**What you are asked to do:** Reproduce the full listing that appears beneath this instruction exactly.

**Data records:**
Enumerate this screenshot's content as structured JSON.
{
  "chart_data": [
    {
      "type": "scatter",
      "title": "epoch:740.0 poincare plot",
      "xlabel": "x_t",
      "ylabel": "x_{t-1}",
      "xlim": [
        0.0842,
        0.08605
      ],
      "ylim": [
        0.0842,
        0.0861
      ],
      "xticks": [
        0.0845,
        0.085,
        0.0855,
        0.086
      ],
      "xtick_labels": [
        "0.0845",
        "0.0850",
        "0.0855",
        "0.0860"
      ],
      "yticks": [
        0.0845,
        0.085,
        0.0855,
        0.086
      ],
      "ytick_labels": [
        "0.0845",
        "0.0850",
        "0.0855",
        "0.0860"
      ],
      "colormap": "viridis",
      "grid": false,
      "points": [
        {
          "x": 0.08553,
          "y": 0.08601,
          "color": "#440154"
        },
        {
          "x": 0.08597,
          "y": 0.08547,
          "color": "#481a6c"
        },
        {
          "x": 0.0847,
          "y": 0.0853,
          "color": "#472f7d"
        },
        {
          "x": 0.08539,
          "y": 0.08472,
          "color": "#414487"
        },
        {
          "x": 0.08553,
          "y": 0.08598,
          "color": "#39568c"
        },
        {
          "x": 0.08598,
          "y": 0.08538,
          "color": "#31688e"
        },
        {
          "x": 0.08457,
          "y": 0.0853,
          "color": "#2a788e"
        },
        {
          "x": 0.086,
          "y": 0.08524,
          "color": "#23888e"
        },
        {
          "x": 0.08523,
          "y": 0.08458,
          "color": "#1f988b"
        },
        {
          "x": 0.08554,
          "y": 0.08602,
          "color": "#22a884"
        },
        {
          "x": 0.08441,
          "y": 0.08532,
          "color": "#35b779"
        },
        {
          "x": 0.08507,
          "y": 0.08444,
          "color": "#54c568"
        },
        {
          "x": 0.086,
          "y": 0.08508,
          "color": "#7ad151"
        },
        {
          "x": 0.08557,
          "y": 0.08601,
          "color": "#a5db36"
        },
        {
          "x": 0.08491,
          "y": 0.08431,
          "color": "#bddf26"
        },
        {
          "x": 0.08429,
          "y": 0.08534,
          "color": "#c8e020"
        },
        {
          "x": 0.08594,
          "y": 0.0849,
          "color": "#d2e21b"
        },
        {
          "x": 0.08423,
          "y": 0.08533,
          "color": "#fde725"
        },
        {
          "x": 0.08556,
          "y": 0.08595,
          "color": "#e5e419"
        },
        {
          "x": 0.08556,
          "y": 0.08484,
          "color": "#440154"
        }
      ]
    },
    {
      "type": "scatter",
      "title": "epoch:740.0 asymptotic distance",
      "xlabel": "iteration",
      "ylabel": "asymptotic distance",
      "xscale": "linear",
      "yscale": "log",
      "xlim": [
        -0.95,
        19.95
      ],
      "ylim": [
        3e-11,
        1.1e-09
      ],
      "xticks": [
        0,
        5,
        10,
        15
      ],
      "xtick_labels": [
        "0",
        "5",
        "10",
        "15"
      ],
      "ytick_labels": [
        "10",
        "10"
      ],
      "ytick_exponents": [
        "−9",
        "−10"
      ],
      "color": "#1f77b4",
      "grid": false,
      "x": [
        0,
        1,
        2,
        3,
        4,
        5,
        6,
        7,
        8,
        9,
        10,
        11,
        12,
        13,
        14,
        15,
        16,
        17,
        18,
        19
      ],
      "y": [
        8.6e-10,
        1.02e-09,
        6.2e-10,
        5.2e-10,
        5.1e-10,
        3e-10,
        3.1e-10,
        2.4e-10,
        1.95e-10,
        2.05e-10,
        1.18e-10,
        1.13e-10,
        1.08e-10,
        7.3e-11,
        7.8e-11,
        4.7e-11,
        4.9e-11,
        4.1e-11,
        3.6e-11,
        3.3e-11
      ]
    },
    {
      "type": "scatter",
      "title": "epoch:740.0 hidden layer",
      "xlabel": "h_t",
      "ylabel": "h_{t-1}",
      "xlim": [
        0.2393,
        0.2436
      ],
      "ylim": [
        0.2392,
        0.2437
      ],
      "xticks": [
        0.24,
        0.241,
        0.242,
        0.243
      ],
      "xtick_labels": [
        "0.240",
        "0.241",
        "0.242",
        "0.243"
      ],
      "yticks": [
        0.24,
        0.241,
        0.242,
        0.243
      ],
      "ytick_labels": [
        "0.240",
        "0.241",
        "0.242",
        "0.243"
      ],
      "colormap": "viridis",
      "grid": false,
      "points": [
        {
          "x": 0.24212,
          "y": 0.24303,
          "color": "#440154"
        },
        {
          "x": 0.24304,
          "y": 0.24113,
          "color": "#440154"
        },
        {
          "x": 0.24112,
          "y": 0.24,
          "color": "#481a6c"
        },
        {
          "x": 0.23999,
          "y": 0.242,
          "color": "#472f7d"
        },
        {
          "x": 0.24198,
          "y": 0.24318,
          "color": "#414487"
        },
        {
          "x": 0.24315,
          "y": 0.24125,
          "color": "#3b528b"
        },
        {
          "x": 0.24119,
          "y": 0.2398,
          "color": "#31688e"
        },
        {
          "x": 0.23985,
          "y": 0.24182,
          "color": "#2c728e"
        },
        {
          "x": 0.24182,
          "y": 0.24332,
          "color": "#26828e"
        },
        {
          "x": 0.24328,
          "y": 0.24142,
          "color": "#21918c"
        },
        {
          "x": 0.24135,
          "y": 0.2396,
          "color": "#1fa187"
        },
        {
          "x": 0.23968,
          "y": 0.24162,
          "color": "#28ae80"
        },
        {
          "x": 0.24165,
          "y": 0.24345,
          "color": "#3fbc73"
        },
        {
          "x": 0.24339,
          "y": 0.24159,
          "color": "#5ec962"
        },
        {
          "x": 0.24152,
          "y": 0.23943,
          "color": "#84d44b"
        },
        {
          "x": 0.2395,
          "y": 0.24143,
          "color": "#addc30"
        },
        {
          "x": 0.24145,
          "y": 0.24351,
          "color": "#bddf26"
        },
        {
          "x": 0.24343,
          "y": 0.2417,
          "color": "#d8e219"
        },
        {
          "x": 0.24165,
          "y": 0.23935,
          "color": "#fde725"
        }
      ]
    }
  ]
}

**Answer to the exercise:**
Enumerate this screenshot's content as structured JSON.
{
  "chart_data": [
    {
      "type": "scatter",
      "title": "epoch:740.0 poincare plot",
      "xlabel": "x_t",
      "ylabel": "x_{t-1}",
      "xlim": [
        0.0842,
        0.08605
      ],
      "ylim": [
        0.0842,
        0.0861
      ],
      "xticks": [
        0.0845,
        0.085,
        0.0855,
        0.086
      ],
      "xtick_labels": [
        "0.0845",
        "0.0850",
        "0.0855",
        "0.0860"
      ],
      "yticks": [
        0.0845,
        0.085,
        0.0855,
        0.086
      ],
      "ytick_labels": [
        "0.0845",
        "0.0850",
        "0.0855",
        "0.0860"
      ],
      "colormap": "viridis",
      "grid": false,
      "points": [
        {
          "x": 0.08553,
          "y": 0.08601,
          "color": "#440154"
        },
        {
          "x": 0.08597,
          "y": 0.08547,
          "color": "#481a6c"
        },
        {
          "x": 0.0847,
          "y": 0.0853,
          "color": "#472f7d"
        },
        {
          "x": 0.08539,
          "y": 0.08472,
          "color": "#414487"
        },
        {
          "x": 0.08553,
          "y": 0.08598,
          "color": "#39568c"
        },
        {
          "x": 0.08598,
          "y": 0.08538,
          "color": "#31688e"
        },
        {
          "x": 0.08457,
          "y": 0.0853,
          "color": "#2a788e"
        },
        {
          "x": 0.086,
          "y": 0.08524,
          "color": "#23888e"
        },
        {
          "x": 0.08523,
          "y": 0.08458,
          "color": "#1f988b"
        },
        {
          "x": 0.08554,
          "y": 0.08602,
          "color": "#22a884"
        },
        {
          "x": 0.08441,
          "y": 0.08532,
          "color": "#35b779"
        },
        {
          "x": 0.08507,
          "y": 0.08444,
          "color": "#54c568"
        },
        {
          "x": 0.086,
          "y": 0.08508,
          "color": "#7ad151"
        },
        {
          "x": 0.08557,
          "y": 0.08601,
          "color": "#a5db36"
        },
        {
          "x": 0.08491,
          "y": 0.08431,
          "color": "#bddf26"
        },
        {
          "x": 0.08429,
          "y": 0.08534,
          "color": "#c8e020"
        },
        {
          "x": 0.08594,
          "y": 0.0849,
          "color": "#d2e21b"
        },
        {
          "x": 0.08423,
          "y": 0.08533,
          "color": "#fde725"
        },
        {
          "x": 0.08556,
          "y": 0.08595,
          "color": "#e5e419"
        },
        {
          "x": 0.08556,
          "y": 0.08484,
          "color": "#440154"
        }
      ]
    },
    {
      "type": "scatter",
      "title": "epoch:740.0 asymptotic distance",
      "xlabel": "iteration",
      "ylabel": "asymptotic distance",
      "xscale": "linear",
      "yscale": "log",
      "xlim": [
        -0.95,
        19.95
      ],
      "ylim": [
        3e-11,
        1.1e-09
      ],
      "xticks": [
        0,
        5,
        10,
        15
      ],
      "xtick_labels": [
        "0",
        "5",
        "10",
        "15"
      ],
      "ytick_labels": [
        "10",
        "10"
      ],
      "ytick_exponents": [
        "−9",
        "−10"
      ],
      "color": "#1f77b4",
      "grid": false,
      "x": [
        0,
        1,
        2,
        3,
        4,
        5,
        6,
        7,
        8,
        9,
        10,
        11,
        12,
        13,
        14,
        15,
        16,
        17,
        18,
        19
      ],
      "y": [
        8.6e-10,
        1.02e-09,
        6.2e-10,
        5.2e-10,
        5.1e-10,
        3e-10,
        3.1e-10,
        2.4e-10,
        1.95e-10,
        2.05e-10,
        1.18e-10,
        1.13e-10,
        1.08e-10,
        7.3e-11,
        7.8e-11,
        4.7e-11,
        4.9e-11,
        4.1e-11,
        3.6e-11,
        3.3e-11
      ]
    },
    {
      "type": "scatter",
      "title": "epoch:740.0 hidden layer",
      "xlabel": "h_t",
      "ylabel": "h_{t-1}",
      "xlim": [
        0.2393,
        0.2436
      ],
      "ylim": [
        0.2392,
        0.2437
      ],
      "xticks": [
        0.24,
        0.241,
        0.242,
        0.243
      ],
      "xtick_labels": [
        "0.240",
        "0.241",
        "0.242",
        "0.243"
      ],
      "yticks": [
        0.24,
        0.241,
        0.242,
        0.243
      ],
      "ytick_labels": [
        "0.240",
        "0.241",
        "0.242",
        "0.243"
      ],
      "colormap": "viridis",
      "grid": false,
      "points": [
        {
          "x": 0.24212,
          "y": 0.24303,
          "color": "#440154"
        },
        {
          "x": 0.24304,
          "y": 0.24113,
          "color": "#440154"
        },
        {
          "x": 0.24112,
          "y": 0.24,
          "color": "#481a6c"
        },
        {
          "x": 0.23999,
          "y": 0.242,
          "color": "#472f7d"
        },
        {
          "x": 0.24198,
          "y": 0.24318,
          "color": "#414487"
        },
        {
          "x": 0.24315,
          "y": 0.24125,
          "color": "#3b528b"
        },
        {
          "x": 0.24119,
          "y": 0.2398,
          "color": "#31688e"
        },
        {
          "x": 0.23985,
          "y": 0.24182,
          "color": "#2c728e"
        },
        {
          "x": 0.24182,
          "y": 0.24332,
          "color": "#26828e"
        },
        {
          "x": 0.24328,
          "y": 0.24142,
          "color": "#21918c"
        },
        {
          "x": 0.24135,
          "y": 0.2396,
          "color": "#1fa187"
        },
        {
          "x": 0.23968,
          "y": 0.24162,
          "color": "#28ae80"
        },
        {
          "x": 0.24165,
          "y": 0.24345,
          "color": "#3fbc73"
        },
        {
          "x": 0.24339,
          "y": 0.24159,
          "color": "#5ec962"
        },
        {
          "x": 0.24152,
          "y": 0.23943,
          "color": "#84d44b"
        },
        {
          "x": 0.2395,
          "y": 0.24143,
          "color": "#addc30"
        },
        {
          "x": 0.24145,
          "y": 0.24351,
          "color": "#bddf26"
        },
        {
          "x": 0.24343,
          "y": 0.2417,
          "color": "#d8e219"
        },
        {
          "x": 0.24165,
          "y": 0.23935,
          "color": "#fde725"
        }
      ]
    }
  ]
}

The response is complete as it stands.